### Collected data entries:
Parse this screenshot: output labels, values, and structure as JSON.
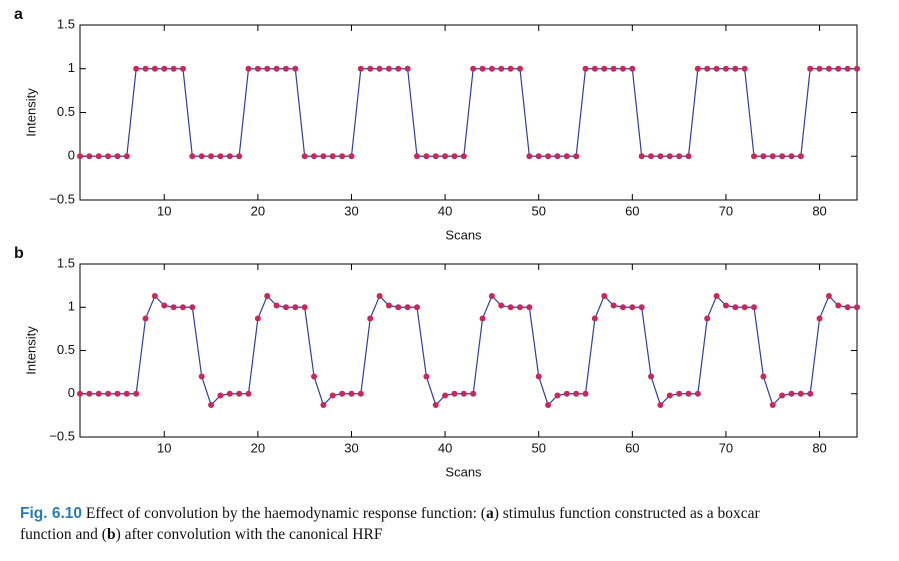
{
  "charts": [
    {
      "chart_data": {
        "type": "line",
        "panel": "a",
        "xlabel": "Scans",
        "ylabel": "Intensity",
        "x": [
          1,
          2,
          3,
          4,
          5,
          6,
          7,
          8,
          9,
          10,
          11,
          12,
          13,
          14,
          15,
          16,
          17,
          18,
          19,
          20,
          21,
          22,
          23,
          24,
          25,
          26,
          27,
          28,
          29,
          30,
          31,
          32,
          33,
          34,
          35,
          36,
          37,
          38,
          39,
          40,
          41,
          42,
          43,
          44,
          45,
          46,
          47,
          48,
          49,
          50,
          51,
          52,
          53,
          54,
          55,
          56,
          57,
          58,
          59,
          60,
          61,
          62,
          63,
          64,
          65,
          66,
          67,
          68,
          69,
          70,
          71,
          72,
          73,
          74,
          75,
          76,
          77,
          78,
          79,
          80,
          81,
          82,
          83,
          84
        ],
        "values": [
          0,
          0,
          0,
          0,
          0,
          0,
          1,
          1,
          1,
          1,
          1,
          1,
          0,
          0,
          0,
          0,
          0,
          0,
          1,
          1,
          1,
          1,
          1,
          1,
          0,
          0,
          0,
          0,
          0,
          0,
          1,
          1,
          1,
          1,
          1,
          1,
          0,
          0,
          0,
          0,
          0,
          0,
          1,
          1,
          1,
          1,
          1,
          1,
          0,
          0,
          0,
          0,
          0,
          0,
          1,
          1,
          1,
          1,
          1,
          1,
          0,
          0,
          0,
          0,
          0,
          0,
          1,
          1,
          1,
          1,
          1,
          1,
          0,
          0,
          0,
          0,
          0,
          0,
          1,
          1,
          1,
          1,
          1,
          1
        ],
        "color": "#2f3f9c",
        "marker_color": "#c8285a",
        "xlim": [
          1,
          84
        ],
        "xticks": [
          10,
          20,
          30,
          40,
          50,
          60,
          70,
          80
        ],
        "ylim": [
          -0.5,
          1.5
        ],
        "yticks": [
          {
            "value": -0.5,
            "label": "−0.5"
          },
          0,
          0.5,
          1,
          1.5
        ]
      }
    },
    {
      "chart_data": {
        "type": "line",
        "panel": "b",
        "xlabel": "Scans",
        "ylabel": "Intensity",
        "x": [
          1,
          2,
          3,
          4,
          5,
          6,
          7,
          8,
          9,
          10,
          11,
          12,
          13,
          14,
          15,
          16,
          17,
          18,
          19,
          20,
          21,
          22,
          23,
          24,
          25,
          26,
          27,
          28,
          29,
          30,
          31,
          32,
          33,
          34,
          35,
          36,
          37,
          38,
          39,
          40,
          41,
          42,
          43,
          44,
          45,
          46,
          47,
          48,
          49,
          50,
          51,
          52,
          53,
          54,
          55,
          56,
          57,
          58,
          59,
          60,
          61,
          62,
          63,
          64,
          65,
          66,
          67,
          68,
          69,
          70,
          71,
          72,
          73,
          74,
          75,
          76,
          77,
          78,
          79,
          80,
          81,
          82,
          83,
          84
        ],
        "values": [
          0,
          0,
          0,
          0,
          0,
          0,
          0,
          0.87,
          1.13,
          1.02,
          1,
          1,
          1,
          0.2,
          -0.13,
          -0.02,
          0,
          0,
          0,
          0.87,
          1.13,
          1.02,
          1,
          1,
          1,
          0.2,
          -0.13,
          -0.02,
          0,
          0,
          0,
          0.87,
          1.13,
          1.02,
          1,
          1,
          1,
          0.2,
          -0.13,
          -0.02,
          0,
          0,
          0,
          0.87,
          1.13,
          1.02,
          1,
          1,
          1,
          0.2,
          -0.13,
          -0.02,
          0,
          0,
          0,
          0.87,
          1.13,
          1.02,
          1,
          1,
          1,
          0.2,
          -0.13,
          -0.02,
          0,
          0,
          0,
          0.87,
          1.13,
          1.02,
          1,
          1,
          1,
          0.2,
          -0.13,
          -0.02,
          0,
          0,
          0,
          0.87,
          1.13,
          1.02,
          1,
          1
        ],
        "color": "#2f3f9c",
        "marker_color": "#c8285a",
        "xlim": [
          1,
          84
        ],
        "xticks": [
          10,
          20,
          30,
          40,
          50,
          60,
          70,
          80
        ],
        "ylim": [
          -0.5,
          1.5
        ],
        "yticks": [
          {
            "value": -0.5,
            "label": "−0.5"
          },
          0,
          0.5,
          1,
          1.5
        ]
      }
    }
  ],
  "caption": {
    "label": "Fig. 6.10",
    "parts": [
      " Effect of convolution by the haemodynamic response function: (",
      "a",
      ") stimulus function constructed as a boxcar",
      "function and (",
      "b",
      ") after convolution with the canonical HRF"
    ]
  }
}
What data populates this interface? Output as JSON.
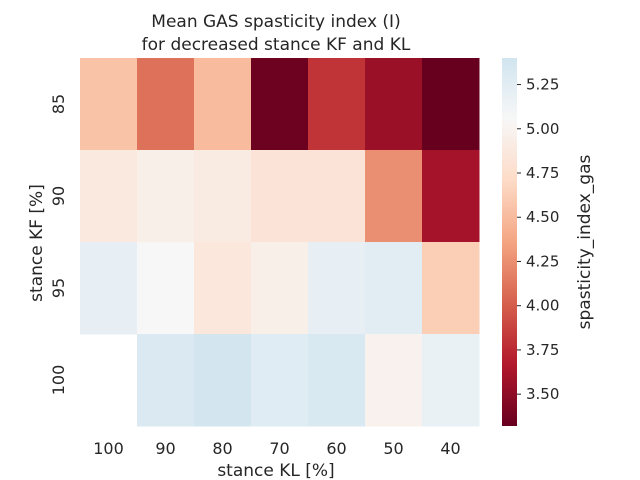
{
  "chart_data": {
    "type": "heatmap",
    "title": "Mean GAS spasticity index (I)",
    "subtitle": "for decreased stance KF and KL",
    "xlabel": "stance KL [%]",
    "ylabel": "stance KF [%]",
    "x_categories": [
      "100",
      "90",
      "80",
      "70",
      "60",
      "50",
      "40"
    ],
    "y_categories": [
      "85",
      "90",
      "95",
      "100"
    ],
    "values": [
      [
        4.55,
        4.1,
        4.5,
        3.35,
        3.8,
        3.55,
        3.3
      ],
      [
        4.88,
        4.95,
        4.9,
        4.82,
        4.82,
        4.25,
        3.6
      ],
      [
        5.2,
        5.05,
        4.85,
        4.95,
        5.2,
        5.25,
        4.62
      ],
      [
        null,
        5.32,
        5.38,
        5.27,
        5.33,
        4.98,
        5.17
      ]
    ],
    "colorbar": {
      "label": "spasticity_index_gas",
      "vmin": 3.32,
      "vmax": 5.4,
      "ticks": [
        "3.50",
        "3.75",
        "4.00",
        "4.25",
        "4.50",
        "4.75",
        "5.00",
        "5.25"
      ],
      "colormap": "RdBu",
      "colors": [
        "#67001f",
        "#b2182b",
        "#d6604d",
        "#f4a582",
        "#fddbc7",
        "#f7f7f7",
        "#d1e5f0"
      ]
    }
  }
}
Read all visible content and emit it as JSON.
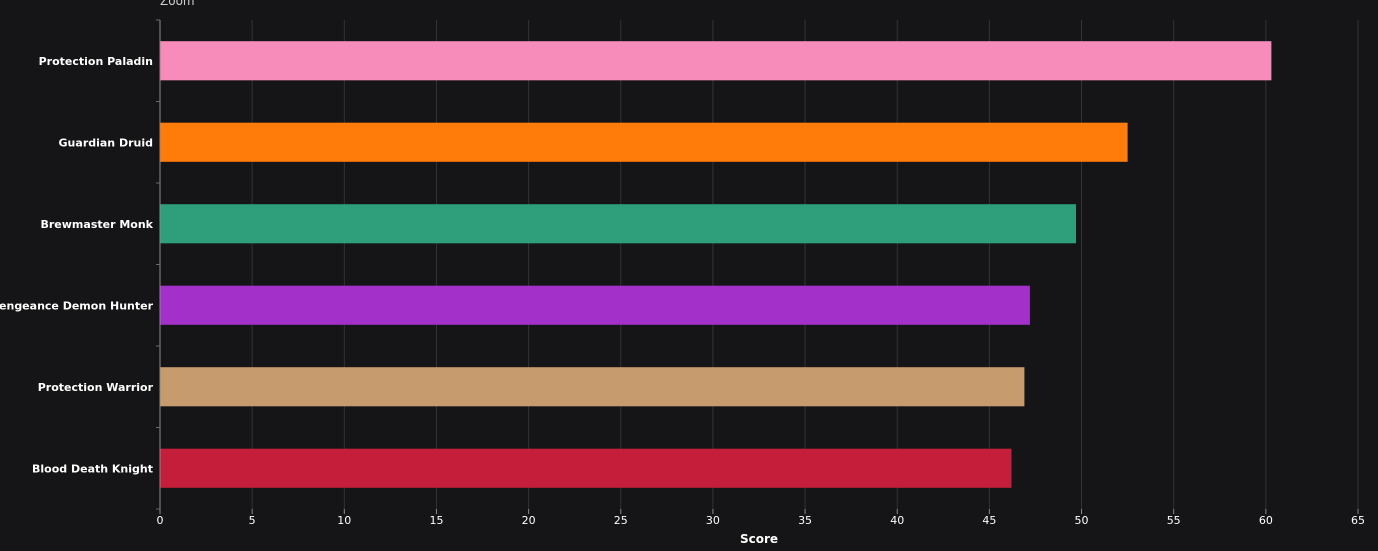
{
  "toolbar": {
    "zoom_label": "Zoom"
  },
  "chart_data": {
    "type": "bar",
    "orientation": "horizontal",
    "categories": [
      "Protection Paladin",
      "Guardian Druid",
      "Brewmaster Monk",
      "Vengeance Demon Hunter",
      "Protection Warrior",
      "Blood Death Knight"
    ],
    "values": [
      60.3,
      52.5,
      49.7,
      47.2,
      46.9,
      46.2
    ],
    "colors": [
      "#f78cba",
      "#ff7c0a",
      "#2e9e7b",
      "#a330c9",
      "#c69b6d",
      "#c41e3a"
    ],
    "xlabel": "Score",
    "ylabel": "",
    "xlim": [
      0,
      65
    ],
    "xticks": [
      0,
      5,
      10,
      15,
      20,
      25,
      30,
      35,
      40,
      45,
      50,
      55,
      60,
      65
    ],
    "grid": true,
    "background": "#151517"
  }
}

### Requirement:
Filter lines by "JSON" and return each hit.

### Output of the task:
Parse this screenshot: output labels, values, and structure as JSON.
What data populates this interface? Output as JSON.
Read all visible content and emit it as JSON.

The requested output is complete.